■ **SET PROBLEM**: Quote the listing below in its entirety.

■ **GIVEN DATA**:
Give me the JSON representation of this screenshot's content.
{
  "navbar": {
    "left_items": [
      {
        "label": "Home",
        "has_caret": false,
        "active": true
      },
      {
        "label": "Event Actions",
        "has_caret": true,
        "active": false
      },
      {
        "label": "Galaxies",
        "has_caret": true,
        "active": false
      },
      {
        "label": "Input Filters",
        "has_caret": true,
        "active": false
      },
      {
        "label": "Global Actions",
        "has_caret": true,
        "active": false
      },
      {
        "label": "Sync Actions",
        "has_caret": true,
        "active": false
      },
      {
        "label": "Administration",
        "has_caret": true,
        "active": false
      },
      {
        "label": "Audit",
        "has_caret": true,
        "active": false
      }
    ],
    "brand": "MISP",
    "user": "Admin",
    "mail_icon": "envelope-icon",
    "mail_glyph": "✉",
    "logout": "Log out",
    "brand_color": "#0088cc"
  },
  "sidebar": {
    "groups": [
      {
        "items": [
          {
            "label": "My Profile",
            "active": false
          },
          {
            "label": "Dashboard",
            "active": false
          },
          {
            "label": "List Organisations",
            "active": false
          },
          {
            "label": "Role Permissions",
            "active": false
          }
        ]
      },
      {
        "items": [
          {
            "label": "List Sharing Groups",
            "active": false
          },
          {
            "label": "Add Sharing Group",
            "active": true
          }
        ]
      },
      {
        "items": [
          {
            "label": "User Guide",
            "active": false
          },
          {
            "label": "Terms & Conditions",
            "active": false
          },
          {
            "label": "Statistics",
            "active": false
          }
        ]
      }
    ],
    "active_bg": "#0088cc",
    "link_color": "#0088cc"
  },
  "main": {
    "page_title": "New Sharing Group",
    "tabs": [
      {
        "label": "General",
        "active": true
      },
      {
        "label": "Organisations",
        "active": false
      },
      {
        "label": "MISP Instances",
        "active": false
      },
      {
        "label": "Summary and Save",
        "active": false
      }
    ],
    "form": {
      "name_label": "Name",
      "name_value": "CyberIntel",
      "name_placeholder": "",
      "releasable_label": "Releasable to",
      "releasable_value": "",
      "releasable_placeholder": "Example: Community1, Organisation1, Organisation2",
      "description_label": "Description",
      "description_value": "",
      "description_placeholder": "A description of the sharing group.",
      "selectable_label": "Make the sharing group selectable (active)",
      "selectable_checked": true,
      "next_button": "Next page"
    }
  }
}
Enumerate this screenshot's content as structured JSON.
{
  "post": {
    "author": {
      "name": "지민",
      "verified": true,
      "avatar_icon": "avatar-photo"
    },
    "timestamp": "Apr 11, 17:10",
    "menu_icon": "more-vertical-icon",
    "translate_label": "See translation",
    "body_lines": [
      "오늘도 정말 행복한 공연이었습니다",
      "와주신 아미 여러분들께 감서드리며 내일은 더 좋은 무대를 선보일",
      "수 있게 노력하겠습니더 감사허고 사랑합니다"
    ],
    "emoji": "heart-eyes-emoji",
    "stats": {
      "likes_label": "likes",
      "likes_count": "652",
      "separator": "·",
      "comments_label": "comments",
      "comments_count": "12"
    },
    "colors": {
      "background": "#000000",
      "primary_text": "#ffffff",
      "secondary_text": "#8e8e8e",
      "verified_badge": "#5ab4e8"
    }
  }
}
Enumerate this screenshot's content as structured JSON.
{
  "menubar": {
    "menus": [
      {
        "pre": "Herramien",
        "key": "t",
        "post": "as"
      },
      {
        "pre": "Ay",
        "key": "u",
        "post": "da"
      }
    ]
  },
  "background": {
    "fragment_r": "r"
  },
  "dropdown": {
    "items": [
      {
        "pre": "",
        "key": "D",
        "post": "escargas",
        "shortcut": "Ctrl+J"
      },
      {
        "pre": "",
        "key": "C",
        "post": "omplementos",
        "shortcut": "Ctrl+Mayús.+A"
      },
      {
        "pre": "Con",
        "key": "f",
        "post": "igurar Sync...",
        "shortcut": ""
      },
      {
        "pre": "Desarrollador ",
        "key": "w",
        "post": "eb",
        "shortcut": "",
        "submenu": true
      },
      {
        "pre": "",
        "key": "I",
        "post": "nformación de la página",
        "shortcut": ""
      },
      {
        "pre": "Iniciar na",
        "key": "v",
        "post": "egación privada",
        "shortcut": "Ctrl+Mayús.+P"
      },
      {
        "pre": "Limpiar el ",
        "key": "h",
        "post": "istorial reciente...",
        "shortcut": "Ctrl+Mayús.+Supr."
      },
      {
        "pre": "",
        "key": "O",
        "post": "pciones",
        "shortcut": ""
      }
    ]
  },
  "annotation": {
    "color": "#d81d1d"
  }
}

■ **TASK RESULT**:
Give me the JSON representation of this screenshot's content.
{
  "navbar": {
    "left_items": [
      {
        "label": "Home",
        "has_caret": false,
        "active": true
      },
      {
        "label": "Event Actions",
        "has_caret": true,
        "active": false
      },
      {
        "label": "Galaxies",
        "has_caret": true,
        "active": false
      },
      {
        "label": "Input Filters",
        "has_caret": true,
        "active": false
      },
      {
        "label": "Global Actions",
        "has_caret": true,
        "active": false
      },
      {
        "label": "Sync Actions",
        "has_caret": true,
        "active": false
      },
      {
        "label": "Administration",
        "has_caret": true,
        "active": false
      },
      {
        "label": "Audit",
        "has_caret": true,
        "active": false
      }
    ],
    "brand": "MISP",
    "user": "Admin",
    "mail_icon": "envelope-icon",
    "mail_glyph": "✉",
    "logout": "Log out",
    "brand_color": "#0088cc"
  },
  "sidebar": {
    "groups": [
      {
        "items": [
          {
            "label": "My Profile",
            "active": false
          },
          {
            "label": "Dashboard",
            "active": false
          },
          {
            "label": "List Organisations",
            "active": false
          },
          {
            "label": "Role Permissions",
            "active": false
          }
        ]
      },
      {
        "items": [
          {
            "label": "List Sharing Groups",
            "active": false
          },
          {
            "label": "Add Sharing Group",
            "active": true
          }
        ]
      },
      {
        "items": [
          {
            "label": "User Guide",
            "active": false
          },
          {
            "label": "Terms & Conditions",
            "active": false
          },
          {
            "label": "Statistics",
            "active": false
          }
        ]
      }
    ],
    "active_bg": "#0088cc",
    "link_color": "#0088cc"
  },
  "main": {
    "page_title": "New Sharing Group",
    "tabs": [
      {
        "label": "General",
        "active": true
      },
      {
        "label": "Organisations",
        "active": false
      },
      {
        "label": "MISP Instances",
        "active": false
      },
      {
        "label": "Summary and Save",
        "active": false
      }
    ],
    "form": {
      "name_label": "Name",
      "name_value": "CyberIntel",
      "name_placeholder": "",
      "releasable_label": "Releasable to",
      "releasable_value": "",
      "releasable_placeholder": "Example: Community1, Organisation1, Organisation2",
      "description_label": "Description",
      "description_value": "",
      "description_placeholder": "A description of the sharing group.",
      "selectable_label": "Make the sharing group selectable (active)",
      "selectable_checked": true,
      "next_button": "Next page"
    }
  }
}
Enumerate this screenshot's content as structured JSON.
{
  "post": {
    "author": {
      "name": "지민",
      "verified": true,
      "avatar_icon": "avatar-photo"
    },
    "timestamp": "Apr 11, 17:10",
    "menu_icon": "more-vertical-icon",
    "translate_label": "See translation",
    "body_lines": [
      "오늘도 정말 행복한 공연이었습니다",
      "와주신 아미 여러분들께 감서드리며 내일은 더 좋은 무대를 선보일",
      "수 있게 노력하겠습니더 감사허고 사랑합니다"
    ],
    "emoji": "heart-eyes-emoji",
    "stats": {
      "likes_label": "likes",
      "likes_count": "652",
      "separator": "·",
      "comments_label": "comments",
      "comments_count": "12"
    },
    "colors": {
      "background": "#000000",
      "primary_text": "#ffffff",
      "secondary_text": "#8e8e8e",
      "verified_badge": "#5ab4e8"
    }
  }
}
Enumerate this screenshot's content as structured JSON.
{
  "menubar": {
    "menus": [
      {
        "pre": "Herramien",
        "key": "t",
        "post": "as"
      },
      {
        "pre": "Ay",
        "key": "u",
        "post": "da"
      }
    ]
  },
  "background": {
    "fragment_r": "r"
  },
  "dropdown": {
    "items": [
      {
        "pre": "",
        "key": "D",
        "post": "escargas",
        "shortcut": "Ctrl+J"
      },
      {
        "pre": "",
        "key": "C",
        "post": "omplementos",
        "shortcut": "Ctrl+Mayús.+A"
      },
      {
        "pre": "Con",
        "key": "f",
        "post": "igurar Sync...",
        "shortcut": ""
      },
      {
        "pre": "Desarrollador ",
        "key": "w",
        "post": "eb",
        "shortcut": "",
        "submenu": true
      },
      {
        "pre": "",
        "key": "I",
        "post": "nformación de la página",
        "shortcut": ""
      },
      {
        "pre": "Iniciar na",
        "key": "v",
        "post": "egación privada",
        "shortcut": "Ctrl+Mayús.+P"
      },
      {
        "pre": "Limpiar el ",
        "key": "h",
        "post": "istorial reciente...",
        "shortcut": "Ctrl+Mayús.+Supr."
      },
      {
        "pre": "",
        "key": "O",
        "post": "pciones",
        "shortcut": ""
      }
    ]
  },
  "annotation": {
    "color": "#d81d1d"
  }
}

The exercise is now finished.